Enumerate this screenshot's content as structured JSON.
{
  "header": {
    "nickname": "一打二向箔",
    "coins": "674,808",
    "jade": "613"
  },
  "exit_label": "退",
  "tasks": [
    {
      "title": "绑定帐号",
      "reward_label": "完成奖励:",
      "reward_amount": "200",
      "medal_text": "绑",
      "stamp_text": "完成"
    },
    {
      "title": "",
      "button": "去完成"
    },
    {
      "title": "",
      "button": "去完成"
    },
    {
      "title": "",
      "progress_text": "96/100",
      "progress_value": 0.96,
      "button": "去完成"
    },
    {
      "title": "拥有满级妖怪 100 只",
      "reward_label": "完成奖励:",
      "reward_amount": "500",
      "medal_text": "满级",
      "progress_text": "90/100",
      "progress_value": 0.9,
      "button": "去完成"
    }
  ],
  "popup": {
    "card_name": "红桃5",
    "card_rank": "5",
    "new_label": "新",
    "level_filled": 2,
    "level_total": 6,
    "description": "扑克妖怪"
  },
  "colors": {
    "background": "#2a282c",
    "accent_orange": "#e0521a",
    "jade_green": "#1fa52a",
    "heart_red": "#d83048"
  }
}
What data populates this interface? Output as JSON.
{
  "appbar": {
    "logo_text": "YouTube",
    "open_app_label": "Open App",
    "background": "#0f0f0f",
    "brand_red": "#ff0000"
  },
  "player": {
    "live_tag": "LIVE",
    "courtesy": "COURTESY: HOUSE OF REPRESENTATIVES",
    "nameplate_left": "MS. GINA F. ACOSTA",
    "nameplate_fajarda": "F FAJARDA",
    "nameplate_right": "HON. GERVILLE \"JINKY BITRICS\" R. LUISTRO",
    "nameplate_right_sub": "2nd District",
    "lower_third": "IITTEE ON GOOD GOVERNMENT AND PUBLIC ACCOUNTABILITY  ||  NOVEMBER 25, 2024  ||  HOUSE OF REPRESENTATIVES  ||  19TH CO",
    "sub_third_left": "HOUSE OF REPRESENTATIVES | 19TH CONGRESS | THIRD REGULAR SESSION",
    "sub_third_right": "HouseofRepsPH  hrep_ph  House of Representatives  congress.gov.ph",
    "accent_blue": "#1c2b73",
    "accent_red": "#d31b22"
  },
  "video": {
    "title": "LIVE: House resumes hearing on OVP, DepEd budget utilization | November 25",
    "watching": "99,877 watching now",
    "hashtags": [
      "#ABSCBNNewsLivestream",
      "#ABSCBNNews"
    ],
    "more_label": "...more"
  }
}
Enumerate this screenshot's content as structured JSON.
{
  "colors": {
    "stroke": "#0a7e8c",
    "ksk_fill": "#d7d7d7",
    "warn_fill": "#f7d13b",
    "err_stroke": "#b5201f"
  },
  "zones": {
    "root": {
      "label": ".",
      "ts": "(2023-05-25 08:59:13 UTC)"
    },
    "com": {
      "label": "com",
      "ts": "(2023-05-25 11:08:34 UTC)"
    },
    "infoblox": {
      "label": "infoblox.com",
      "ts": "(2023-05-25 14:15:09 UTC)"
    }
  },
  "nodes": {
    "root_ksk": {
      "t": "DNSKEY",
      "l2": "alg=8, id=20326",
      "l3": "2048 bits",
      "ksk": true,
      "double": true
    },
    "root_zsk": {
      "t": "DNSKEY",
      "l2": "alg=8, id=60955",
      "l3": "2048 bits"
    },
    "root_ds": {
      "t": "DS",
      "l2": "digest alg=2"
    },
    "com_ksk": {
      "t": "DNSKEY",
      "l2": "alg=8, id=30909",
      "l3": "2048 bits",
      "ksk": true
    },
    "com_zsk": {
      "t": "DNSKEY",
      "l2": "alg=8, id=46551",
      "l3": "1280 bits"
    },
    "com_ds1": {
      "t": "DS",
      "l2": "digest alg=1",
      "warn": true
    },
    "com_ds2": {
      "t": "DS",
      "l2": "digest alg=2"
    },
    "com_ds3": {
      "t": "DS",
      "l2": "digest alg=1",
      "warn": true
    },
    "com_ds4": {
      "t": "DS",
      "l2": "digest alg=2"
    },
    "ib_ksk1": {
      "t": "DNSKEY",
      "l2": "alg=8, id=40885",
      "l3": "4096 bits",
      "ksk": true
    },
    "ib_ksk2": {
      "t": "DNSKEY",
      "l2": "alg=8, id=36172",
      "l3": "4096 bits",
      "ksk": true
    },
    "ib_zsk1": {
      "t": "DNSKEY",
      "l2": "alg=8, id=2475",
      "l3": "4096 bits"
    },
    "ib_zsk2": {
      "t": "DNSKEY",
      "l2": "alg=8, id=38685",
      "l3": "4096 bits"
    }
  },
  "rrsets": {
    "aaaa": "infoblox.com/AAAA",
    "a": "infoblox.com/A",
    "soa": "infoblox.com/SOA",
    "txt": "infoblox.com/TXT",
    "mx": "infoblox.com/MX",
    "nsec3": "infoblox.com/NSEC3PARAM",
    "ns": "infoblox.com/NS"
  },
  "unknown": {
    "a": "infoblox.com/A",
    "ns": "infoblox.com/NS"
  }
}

====

Given problem: Make an exact copy of every line in the data.

Response to the exercise:
Enumerate this screenshot's content as structured JSON.
{
  "header": {
    "nickname": "一打二向箔",
    "coins": "674,808",
    "jade": "613"
  },
  "exit_label": "退",
  "tasks": [
    {
      "title": "绑定帐号",
      "reward_label": "完成奖励:",
      "reward_amount": "200",
      "medal_text": "绑",
      "stamp_text": "完成"
    },
    {
      "title": "",
      "button": "去完成"
    },
    {
      "title": "",
      "button": "去完成"
    },
    {
      "title": "",
      "progress_text": "96/100",
      "progress_value": 0.96,
      "button": "去完成"
    },
    {
      "title": "拥有满级妖怪 100 只",
      "reward_label": "完成奖励:",
      "reward_amount": "500",
      "medal_text": "满级",
      "progress_text": "90/100",
      "progress_value": 0.9,
      "button": "去完成"
    }
  ],
  "popup": {
    "card_name": "红桃5",
    "card_rank": "5",
    "new_label": "新",
    "level_filled": 2,
    "level_total": 6,
    "description": "扑克妖怪"
  },
  "colors": {
    "background": "#2a282c",
    "accent_orange": "#e0521a",
    "jade_green": "#1fa52a",
    "heart_red": "#d83048"
  }
}
What data populates this interface? Output as JSON.
{
  "appbar": {
    "logo_text": "YouTube",
    "open_app_label": "Open App",
    "background": "#0f0f0f",
    "brand_red": "#ff0000"
  },
  "player": {
    "live_tag": "LIVE",
    "courtesy": "COURTESY: HOUSE OF REPRESENTATIVES",
    "nameplate_left": "MS. GINA F. ACOSTA",
    "nameplate_fajarda": "F FAJARDA",
    "nameplate_right": "HON. GERVILLE \"JINKY BITRICS\" R. LUISTRO",
    "nameplate_right_sub": "2nd District",
    "lower_third": "IITTEE ON GOOD GOVERNMENT AND PUBLIC ACCOUNTABILITY  ||  NOVEMBER 25, 2024  ||  HOUSE OF REPRESENTATIVES  ||  19TH CO",
    "sub_third_left": "HOUSE OF REPRESENTATIVES | 19TH CONGRESS | THIRD REGULAR SESSION",
    "sub_third_right": "HouseofRepsPH  hrep_ph  House of Representatives  congress.gov.ph",
    "accent_blue": "#1c2b73",
    "accent_red": "#d31b22"
  },
  "video": {
    "title": "LIVE: House resumes hearing on OVP, DepEd budget utilization | November 25",
    "watching": "99,877 watching now",
    "hashtags": [
      "#ABSCBNNewsLivestream",
      "#ABSCBNNews"
    ],
    "more_label": "...more"
  }
}
Enumerate this screenshot's content as structured JSON.
{
  "colors": {
    "stroke": "#0a7e8c",
    "ksk_fill": "#d7d7d7",
    "warn_fill": "#f7d13b",
    "err_stroke": "#b5201f"
  },
  "zones": {
    "root": {
      "label": ".",
      "ts": "(2023-05-25 08:59:13 UTC)"
    },
    "com": {
      "label": "com",
      "ts": "(2023-05-25 11:08:34 UTC)"
    },
    "infoblox": {
      "label": "infoblox.com",
      "ts": "(2023-05-25 14:15:09 UTC)"
    }
  },
  "nodes": {
    "root_ksk": {
      "t": "DNSKEY",
      "l2": "alg=8, id=20326",
      "l3": "2048 bits",
      "ksk": true,
      "double": true
    },
    "root_zsk": {
      "t": "DNSKEY",
      "l2": "alg=8, id=60955",
      "l3": "2048 bits"
    },
    "root_ds": {
      "t": "DS",
      "l2": "digest alg=2"
    },
    "com_ksk": {
      "t": "DNSKEY",
      "l2": "alg=8, id=30909",
      "l3": "2048 bits",
      "ksk": true
    },
    "com_zsk": {
      "t": "DNSKEY",
      "l2": "alg=8, id=46551",
      "l3": "1280 bits"
    },
    "com_ds1": {
      "t": "DS",
      "l2": "digest alg=1",
      "warn": true
    },
    "com_ds2": {
      "t": "DS",
      "l2": "digest alg=2"
    },
    "com_ds3": {
      "t": "DS",
      "l2": "digest alg=1",
      "warn": true
    },
    "com_ds4": {
      "t": "DS",
      "l2": "digest alg=2"
    },
    "ib_ksk1": {
      "t": "DNSKEY",
      "l2": "alg=8, id=40885",
      "l3": "4096 bits",
      "ksk": true
    },
    "ib_ksk2": {
      "t": "DNSKEY",
      "l2": "alg=8, id=36172",
      "l3": "4096 bits",
      "ksk": true
    },
    "ib_zsk1": {
      "t": "DNSKEY",
      "l2": "alg=8, id=2475",
      "l3": "4096 bits"
    },
    "ib_zsk2": {
      "t": "DNSKEY",
      "l2": "alg=8, id=38685",
      "l3": "4096 bits"
    }
  },
  "rrsets": {
    "aaaa": "infoblox.com/AAAA",
    "a": "infoblox.com/A",
    "soa": "infoblox.com/SOA",
    "txt": "infoblox.com/TXT",
    "mx": "infoblox.com/MX",
    "nsec3": "infoblox.com/NSEC3PARAM",
    "ns": "infoblox.com/NS"
  },
  "unknown": {
    "a": "infoblox.com/A",
    "ns": "infoblox.com/NS"
  }
}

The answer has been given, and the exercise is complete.